Written exercise >>
Pull each line containing "April" out of the data and copy it.

**** Entries shown

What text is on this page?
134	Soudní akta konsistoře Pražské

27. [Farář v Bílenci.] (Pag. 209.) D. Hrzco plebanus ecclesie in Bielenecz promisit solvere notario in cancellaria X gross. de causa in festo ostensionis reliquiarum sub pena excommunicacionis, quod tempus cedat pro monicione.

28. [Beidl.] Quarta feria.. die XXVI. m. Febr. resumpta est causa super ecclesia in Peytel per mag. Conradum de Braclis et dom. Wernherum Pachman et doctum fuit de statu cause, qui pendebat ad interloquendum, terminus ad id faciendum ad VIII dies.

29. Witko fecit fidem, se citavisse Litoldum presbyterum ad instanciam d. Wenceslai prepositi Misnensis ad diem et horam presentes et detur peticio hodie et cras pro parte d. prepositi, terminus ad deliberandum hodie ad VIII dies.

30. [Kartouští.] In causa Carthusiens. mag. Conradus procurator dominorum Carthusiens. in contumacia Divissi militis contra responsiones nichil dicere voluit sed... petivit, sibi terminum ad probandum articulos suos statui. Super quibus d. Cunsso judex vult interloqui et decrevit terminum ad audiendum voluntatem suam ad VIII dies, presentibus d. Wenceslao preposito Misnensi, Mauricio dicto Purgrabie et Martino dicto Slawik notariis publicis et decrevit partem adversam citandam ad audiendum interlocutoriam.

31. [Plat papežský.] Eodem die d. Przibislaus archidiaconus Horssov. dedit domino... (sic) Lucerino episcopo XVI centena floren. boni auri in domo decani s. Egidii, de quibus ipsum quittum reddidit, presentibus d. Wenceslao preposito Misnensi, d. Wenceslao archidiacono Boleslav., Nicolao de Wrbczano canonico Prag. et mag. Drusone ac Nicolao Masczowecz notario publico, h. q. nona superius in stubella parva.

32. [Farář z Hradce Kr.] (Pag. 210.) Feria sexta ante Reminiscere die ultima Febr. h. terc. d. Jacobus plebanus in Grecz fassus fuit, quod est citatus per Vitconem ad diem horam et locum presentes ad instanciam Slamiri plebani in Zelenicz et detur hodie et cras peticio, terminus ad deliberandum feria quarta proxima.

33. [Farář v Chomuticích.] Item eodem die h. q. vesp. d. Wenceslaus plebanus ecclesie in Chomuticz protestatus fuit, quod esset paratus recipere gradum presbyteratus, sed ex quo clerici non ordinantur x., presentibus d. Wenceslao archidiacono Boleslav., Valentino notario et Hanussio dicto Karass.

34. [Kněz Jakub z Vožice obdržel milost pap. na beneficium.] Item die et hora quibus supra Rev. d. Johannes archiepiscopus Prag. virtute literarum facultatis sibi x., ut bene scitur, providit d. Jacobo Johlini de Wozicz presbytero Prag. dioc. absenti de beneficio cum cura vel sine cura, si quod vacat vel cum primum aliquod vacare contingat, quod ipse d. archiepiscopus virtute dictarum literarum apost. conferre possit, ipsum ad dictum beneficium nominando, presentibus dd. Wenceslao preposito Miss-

********
**** Entries shown

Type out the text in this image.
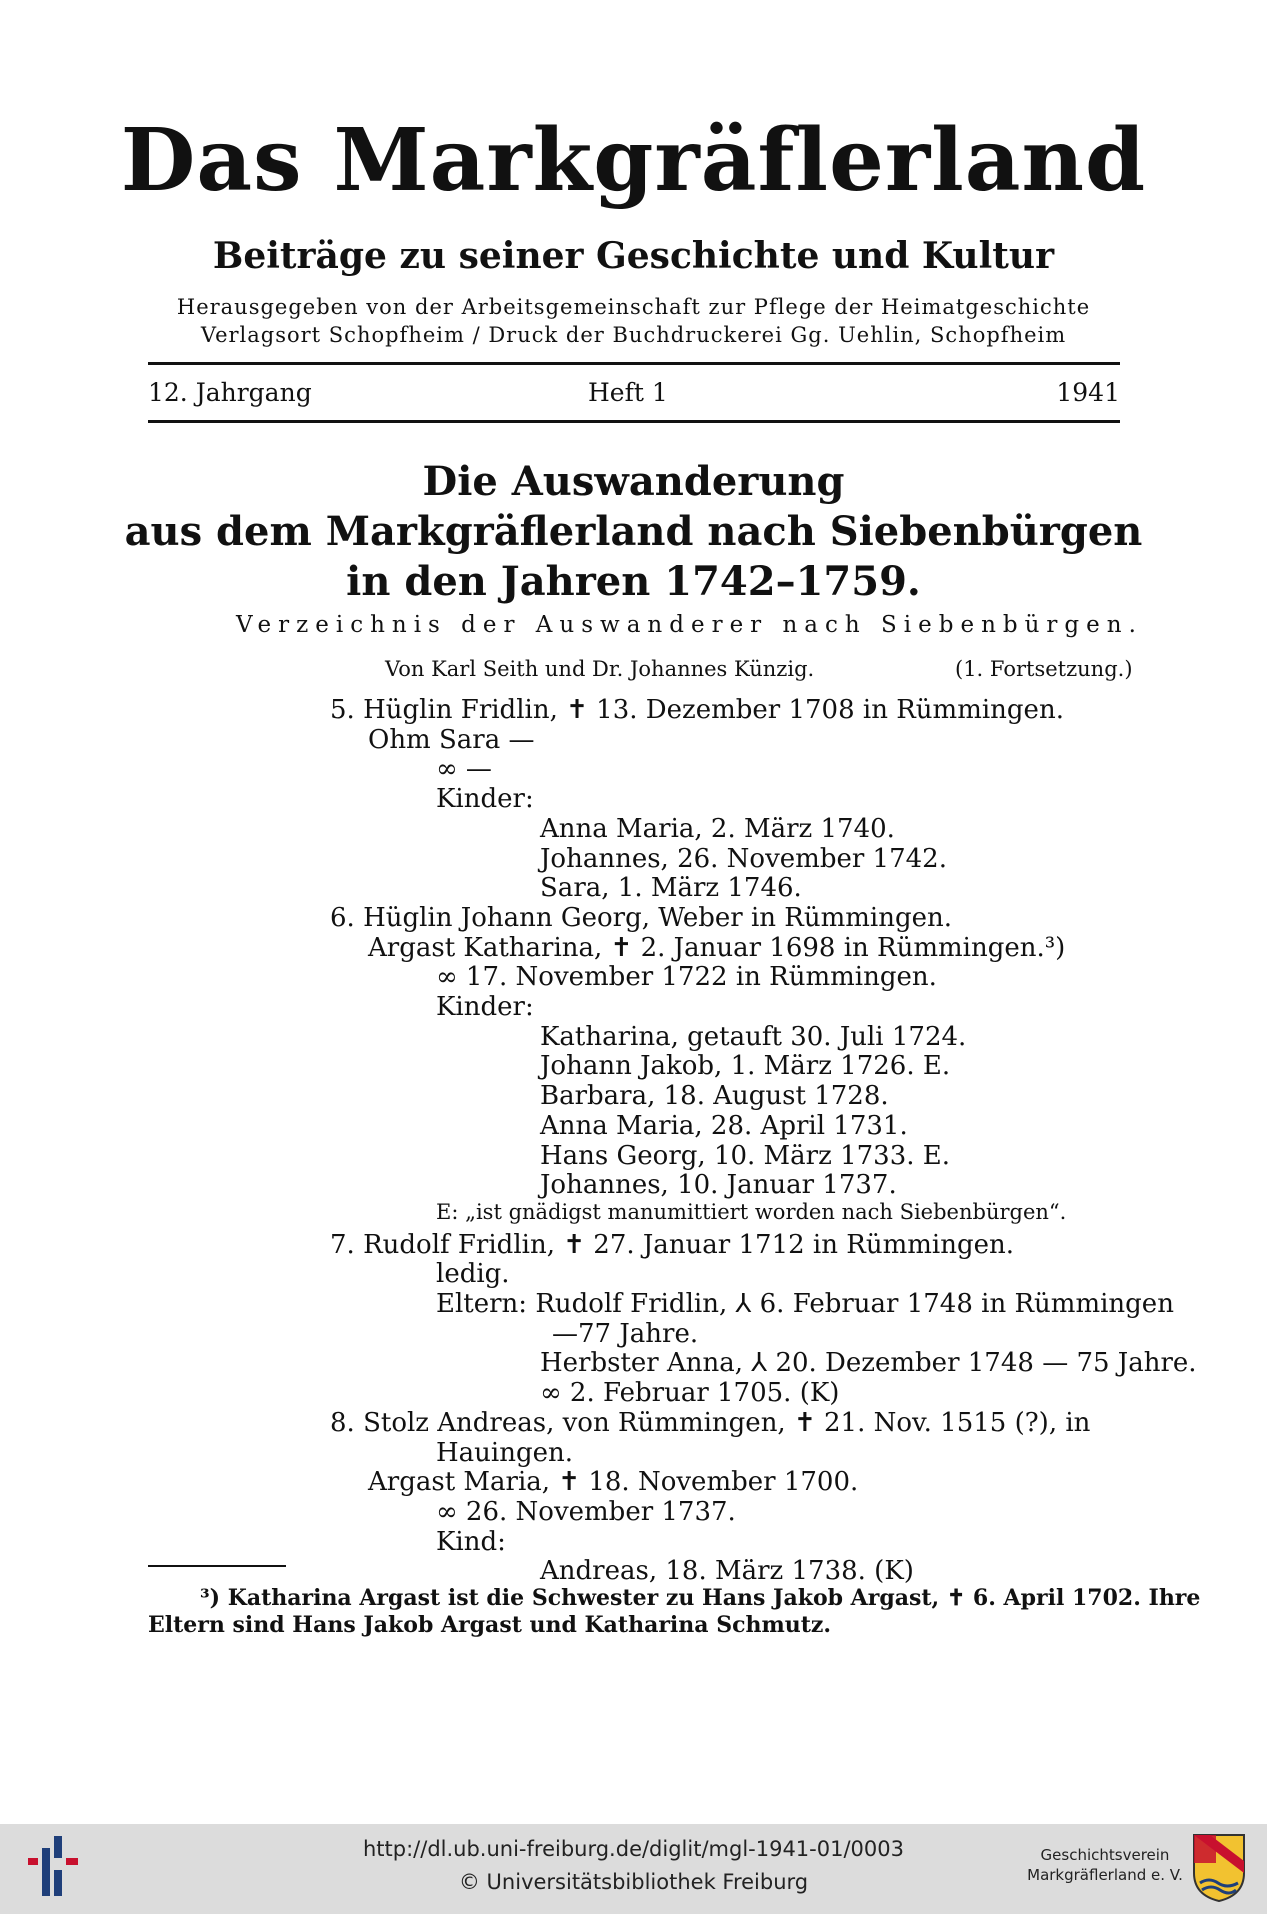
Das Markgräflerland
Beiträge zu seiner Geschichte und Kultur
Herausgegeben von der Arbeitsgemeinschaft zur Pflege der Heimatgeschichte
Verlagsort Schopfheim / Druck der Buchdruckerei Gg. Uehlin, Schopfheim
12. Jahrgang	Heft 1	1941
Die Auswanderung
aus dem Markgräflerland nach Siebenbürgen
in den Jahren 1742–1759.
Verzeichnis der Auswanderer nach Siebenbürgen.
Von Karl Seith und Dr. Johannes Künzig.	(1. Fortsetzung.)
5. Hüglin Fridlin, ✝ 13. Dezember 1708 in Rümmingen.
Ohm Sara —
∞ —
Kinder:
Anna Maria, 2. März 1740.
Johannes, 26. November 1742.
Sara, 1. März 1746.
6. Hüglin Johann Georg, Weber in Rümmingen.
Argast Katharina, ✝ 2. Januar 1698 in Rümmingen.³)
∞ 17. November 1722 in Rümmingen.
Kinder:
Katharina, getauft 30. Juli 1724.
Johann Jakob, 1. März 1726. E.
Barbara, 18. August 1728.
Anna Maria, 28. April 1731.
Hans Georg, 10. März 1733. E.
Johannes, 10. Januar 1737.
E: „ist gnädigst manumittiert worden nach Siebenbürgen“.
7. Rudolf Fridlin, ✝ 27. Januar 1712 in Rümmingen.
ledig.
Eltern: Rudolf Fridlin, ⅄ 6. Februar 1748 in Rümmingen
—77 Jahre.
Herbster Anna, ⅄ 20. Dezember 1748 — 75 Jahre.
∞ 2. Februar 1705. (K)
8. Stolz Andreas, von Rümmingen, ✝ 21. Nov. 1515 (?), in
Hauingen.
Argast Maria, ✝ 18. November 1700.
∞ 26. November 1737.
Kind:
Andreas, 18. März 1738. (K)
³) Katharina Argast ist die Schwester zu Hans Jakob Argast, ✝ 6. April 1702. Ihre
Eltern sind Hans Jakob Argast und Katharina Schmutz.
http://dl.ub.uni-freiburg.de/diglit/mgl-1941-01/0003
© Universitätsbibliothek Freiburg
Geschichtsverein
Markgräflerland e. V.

********

Solution to this exercise >>
Anna Maria, 28. April 1731.
³) Katharina Argast ist die Schwester zu Hans Jakob Argast, ✝ 6. April 1702. Ihre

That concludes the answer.